── Extracted entries

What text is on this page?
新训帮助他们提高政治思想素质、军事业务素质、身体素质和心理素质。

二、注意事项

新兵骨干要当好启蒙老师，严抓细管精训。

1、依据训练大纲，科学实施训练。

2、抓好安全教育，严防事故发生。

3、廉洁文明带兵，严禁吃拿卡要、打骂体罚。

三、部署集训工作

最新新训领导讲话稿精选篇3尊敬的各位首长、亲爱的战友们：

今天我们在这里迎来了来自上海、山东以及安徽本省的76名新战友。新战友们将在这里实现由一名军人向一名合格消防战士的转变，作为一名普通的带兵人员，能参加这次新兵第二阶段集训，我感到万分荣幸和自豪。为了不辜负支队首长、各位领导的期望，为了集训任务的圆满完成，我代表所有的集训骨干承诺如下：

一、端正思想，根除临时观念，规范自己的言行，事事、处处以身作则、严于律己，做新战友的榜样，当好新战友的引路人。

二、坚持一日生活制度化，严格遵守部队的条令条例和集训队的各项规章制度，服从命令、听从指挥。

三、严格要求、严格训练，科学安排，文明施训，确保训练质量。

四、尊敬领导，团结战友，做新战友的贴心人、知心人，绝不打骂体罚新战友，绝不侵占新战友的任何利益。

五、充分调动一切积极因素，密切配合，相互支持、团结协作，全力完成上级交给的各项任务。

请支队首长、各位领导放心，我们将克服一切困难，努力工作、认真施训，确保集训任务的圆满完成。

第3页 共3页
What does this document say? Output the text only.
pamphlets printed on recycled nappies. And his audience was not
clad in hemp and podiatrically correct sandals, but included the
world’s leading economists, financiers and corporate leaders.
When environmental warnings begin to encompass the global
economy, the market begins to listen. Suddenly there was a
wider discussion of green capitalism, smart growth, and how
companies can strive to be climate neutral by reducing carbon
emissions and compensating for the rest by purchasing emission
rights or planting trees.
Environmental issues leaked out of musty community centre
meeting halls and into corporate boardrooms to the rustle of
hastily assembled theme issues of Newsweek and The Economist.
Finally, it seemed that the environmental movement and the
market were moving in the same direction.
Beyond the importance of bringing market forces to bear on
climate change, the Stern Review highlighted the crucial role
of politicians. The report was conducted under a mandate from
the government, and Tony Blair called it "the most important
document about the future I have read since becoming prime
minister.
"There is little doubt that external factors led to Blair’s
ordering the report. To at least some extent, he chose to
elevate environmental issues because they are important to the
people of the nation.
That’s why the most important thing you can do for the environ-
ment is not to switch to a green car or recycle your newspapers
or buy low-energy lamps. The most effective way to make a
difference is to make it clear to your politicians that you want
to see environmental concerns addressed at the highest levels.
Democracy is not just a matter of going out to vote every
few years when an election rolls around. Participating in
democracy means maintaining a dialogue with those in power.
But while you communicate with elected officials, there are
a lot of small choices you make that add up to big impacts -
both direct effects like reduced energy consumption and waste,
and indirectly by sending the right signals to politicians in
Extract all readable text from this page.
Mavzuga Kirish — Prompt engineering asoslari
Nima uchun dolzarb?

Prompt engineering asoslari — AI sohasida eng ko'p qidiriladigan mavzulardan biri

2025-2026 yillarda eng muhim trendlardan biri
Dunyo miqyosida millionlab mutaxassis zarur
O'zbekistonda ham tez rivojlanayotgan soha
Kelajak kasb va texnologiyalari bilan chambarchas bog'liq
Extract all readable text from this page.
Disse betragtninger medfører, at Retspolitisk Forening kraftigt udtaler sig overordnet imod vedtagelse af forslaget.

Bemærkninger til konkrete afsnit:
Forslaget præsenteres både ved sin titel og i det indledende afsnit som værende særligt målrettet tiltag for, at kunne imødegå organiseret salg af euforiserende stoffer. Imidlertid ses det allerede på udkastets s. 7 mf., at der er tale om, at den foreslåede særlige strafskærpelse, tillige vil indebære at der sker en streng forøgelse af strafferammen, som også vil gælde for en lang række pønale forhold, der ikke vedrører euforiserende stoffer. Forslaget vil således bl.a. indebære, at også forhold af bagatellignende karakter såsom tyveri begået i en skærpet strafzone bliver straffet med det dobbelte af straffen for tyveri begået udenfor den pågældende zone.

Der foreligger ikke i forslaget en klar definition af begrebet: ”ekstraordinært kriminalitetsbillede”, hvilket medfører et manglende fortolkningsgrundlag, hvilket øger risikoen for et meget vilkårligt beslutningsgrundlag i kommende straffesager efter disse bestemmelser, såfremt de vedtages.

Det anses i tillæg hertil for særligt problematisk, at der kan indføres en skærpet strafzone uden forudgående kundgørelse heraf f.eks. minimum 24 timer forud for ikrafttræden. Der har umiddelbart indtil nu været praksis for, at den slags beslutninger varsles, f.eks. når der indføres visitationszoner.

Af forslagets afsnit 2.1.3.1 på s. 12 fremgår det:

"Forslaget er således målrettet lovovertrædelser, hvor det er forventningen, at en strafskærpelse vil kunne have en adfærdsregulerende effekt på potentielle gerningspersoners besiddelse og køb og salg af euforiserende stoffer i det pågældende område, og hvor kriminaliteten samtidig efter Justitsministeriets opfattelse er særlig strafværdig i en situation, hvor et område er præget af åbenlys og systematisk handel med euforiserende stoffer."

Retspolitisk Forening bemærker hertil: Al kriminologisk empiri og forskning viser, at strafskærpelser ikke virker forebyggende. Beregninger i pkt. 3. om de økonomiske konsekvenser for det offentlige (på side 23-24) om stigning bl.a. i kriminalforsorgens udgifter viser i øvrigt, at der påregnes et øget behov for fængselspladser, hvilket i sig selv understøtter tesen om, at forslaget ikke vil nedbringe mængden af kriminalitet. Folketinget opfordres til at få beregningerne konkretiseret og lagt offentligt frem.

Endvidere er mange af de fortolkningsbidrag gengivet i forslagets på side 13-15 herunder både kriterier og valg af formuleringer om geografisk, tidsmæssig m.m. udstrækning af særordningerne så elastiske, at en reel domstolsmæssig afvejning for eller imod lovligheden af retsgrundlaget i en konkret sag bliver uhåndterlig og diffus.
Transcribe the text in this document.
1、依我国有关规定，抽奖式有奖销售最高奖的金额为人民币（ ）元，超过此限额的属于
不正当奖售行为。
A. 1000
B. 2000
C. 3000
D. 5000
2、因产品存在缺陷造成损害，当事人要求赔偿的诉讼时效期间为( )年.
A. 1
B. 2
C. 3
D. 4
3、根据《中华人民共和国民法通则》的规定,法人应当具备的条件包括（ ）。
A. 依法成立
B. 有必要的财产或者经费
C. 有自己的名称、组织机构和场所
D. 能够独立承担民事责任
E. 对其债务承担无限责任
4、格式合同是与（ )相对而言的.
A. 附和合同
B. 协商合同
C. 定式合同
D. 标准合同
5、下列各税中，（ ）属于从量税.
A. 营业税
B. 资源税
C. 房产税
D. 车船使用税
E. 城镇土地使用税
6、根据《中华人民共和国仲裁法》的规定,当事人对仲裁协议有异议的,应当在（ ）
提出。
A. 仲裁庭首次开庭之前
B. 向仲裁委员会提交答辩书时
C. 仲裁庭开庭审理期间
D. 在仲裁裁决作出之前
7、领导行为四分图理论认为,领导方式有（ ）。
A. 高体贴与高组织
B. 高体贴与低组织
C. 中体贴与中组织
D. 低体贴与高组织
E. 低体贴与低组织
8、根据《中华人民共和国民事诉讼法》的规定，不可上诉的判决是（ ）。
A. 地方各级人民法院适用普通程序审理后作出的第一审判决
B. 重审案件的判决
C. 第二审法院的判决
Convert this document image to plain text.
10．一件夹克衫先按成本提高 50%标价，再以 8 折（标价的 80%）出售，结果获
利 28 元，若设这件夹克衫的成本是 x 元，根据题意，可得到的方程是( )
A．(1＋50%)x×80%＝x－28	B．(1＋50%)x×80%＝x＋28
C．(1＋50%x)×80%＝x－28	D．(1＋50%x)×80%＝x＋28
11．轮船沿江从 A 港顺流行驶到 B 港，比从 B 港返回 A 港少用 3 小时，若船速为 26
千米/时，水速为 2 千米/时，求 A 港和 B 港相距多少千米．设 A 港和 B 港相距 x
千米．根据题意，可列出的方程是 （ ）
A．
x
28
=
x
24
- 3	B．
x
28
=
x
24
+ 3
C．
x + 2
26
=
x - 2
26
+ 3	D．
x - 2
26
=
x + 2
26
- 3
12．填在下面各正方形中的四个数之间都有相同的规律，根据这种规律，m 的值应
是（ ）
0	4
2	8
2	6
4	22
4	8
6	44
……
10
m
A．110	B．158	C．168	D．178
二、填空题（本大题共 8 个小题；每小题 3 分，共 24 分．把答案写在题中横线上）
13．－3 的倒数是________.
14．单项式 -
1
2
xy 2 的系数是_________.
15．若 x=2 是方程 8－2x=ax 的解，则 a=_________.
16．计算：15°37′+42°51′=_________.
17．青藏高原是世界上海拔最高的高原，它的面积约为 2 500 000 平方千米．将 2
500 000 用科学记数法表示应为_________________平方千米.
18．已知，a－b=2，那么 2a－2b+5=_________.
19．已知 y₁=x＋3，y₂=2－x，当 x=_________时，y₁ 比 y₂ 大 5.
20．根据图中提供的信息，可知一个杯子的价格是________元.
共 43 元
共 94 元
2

────

> **Aim of the exercise**:
Pick out every line with the string "asoslari" and copy it.

> **Finished exercise**:
Mavzuga Kirish — Prompt engineering asoslari
Prompt engineering asoslari — AI sohasida eng ko'p qidiriladigan mavzulardan biri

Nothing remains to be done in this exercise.